## Exercise
Where a line contains the word "query", copy that line.

## Task data
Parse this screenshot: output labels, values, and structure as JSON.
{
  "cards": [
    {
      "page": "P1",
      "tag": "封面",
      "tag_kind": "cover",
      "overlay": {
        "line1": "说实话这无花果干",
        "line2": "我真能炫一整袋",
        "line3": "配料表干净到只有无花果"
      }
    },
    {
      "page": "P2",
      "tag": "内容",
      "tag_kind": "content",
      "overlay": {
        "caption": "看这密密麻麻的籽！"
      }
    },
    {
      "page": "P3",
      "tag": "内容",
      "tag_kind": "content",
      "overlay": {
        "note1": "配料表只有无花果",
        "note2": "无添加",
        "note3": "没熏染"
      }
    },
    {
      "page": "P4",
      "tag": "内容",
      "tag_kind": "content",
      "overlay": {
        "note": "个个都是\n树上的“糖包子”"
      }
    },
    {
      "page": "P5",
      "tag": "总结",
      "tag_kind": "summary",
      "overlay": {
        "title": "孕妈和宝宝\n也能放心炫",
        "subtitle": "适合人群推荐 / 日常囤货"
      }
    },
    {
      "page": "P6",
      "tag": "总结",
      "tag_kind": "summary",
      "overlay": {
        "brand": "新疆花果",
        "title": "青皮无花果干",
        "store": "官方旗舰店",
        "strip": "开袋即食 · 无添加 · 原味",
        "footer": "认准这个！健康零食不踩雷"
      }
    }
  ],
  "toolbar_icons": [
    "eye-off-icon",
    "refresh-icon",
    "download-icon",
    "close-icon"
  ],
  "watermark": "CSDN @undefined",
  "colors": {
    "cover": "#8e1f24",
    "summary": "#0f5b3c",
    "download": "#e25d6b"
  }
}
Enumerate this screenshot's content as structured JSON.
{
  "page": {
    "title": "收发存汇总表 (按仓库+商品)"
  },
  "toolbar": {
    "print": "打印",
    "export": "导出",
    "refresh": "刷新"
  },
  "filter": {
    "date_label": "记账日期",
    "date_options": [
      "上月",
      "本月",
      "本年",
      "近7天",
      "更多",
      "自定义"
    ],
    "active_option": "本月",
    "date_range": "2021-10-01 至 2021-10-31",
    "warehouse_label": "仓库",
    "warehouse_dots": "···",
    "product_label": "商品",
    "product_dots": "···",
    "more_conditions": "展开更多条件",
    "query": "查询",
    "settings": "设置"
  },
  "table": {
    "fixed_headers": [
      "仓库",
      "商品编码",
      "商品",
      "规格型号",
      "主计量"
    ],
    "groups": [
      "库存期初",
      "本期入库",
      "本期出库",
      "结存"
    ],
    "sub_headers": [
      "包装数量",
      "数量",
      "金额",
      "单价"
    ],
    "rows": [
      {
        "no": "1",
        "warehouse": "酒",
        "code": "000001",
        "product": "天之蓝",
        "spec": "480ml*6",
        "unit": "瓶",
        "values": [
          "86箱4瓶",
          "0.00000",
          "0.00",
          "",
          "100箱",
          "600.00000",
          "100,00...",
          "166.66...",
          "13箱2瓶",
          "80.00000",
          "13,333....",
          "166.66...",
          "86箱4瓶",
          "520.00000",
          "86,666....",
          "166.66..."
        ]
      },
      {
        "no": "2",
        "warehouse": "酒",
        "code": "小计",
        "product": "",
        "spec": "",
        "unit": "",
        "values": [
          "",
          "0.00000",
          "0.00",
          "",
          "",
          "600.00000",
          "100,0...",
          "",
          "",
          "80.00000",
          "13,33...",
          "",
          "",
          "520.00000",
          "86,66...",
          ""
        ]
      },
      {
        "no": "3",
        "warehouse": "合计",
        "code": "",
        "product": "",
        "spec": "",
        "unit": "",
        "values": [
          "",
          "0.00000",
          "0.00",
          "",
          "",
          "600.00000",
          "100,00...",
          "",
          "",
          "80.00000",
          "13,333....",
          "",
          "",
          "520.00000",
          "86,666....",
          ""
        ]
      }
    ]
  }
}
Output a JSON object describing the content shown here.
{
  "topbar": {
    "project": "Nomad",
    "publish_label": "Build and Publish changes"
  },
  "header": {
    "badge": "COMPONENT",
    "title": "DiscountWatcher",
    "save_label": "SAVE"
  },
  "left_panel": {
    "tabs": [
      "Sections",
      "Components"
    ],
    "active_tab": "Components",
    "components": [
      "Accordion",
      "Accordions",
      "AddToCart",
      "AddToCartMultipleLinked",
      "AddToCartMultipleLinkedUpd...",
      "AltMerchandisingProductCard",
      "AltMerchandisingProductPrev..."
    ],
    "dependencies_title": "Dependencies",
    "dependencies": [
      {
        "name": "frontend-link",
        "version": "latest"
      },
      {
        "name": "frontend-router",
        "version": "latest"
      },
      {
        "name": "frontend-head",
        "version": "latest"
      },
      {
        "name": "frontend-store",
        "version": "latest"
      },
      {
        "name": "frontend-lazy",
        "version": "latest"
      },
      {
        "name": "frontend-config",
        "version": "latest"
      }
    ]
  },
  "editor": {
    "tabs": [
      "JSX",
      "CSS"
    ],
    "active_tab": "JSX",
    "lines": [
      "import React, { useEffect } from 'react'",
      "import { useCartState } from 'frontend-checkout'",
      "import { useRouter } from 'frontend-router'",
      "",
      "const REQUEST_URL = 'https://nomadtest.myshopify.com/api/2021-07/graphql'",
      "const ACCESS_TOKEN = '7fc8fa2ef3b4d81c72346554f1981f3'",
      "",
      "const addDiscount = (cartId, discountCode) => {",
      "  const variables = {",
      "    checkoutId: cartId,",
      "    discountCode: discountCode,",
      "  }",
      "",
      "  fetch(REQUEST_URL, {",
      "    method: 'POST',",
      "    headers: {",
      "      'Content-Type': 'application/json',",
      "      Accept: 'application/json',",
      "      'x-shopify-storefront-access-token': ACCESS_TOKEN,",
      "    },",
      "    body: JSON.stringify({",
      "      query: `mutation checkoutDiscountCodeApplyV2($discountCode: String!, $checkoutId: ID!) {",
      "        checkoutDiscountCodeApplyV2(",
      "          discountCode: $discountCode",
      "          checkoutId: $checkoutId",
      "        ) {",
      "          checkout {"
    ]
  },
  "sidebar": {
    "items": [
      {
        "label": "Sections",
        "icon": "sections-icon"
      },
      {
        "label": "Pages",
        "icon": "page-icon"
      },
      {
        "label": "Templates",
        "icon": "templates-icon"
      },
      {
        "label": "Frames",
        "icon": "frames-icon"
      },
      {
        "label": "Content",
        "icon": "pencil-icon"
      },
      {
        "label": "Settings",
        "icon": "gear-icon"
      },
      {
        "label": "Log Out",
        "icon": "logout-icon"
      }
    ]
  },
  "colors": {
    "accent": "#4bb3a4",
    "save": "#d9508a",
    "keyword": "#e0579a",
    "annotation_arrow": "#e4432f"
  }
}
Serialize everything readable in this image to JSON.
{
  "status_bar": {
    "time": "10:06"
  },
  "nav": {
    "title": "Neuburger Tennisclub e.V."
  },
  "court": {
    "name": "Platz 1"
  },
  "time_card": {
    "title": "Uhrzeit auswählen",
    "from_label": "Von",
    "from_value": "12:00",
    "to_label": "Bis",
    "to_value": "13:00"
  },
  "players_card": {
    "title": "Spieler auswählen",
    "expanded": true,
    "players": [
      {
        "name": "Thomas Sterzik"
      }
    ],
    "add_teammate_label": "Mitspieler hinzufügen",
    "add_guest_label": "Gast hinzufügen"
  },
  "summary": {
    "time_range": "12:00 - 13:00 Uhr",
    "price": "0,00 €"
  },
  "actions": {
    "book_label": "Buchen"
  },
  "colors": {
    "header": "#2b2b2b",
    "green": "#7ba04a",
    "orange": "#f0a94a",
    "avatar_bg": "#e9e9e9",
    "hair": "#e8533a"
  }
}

## Finished task
    "query": "查询",
      "      query: `mutation checkoutDiscountCodeApplyV2($discountCode: String!, $checkoutId: ID!) {",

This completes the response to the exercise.